PROBLEM TO SOLVE: Find and copy each line of the records where the string "dozadu" shows up.

PROVIDED INFORMATION:

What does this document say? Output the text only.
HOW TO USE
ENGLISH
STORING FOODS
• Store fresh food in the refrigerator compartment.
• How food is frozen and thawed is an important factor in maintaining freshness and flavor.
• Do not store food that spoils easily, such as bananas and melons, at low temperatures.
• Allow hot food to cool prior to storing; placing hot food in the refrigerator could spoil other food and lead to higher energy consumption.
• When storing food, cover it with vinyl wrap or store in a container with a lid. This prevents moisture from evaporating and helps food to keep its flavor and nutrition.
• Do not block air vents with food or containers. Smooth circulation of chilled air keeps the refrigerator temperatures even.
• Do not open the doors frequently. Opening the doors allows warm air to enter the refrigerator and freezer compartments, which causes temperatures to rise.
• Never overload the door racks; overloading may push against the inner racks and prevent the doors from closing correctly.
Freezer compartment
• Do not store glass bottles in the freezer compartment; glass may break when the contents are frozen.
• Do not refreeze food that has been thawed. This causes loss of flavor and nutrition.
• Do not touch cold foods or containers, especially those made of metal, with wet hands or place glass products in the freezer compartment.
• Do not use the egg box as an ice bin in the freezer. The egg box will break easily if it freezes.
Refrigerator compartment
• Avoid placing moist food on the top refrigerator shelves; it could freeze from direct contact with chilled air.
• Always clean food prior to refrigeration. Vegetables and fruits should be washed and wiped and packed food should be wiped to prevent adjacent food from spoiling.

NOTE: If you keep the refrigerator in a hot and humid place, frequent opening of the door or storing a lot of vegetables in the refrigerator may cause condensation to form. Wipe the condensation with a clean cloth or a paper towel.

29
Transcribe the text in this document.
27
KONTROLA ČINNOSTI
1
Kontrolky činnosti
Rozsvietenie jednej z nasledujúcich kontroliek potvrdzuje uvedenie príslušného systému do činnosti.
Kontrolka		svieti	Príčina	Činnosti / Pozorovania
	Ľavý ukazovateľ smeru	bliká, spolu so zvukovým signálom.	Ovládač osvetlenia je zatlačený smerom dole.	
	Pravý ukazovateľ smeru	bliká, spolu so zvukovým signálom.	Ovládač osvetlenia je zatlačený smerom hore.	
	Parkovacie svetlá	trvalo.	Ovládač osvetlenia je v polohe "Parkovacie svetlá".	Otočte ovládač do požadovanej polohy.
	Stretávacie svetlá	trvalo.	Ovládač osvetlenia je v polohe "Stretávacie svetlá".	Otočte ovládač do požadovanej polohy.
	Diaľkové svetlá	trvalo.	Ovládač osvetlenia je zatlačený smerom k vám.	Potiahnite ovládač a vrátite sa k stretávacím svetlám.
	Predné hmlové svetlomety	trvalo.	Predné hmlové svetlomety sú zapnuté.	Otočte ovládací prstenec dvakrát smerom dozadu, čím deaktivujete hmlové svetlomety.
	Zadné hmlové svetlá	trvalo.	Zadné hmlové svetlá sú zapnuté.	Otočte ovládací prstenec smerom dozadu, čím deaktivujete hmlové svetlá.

WORKED ANSWER:
	Predné hmlové svetlomety	trvalo.	Predné hmlové svetlomety sú zapnuté.	Otočte ovládací prstenec dvakrát smerom dozadu, čím deaktivujete hmlové svetlomety.
	Zadné hmlové svetlá	trvalo.	Zadné hmlové svetlá sú zapnuté.	Otočte ovládací prstenec smerom dozadu, čím deaktivujete hmlové svetlá.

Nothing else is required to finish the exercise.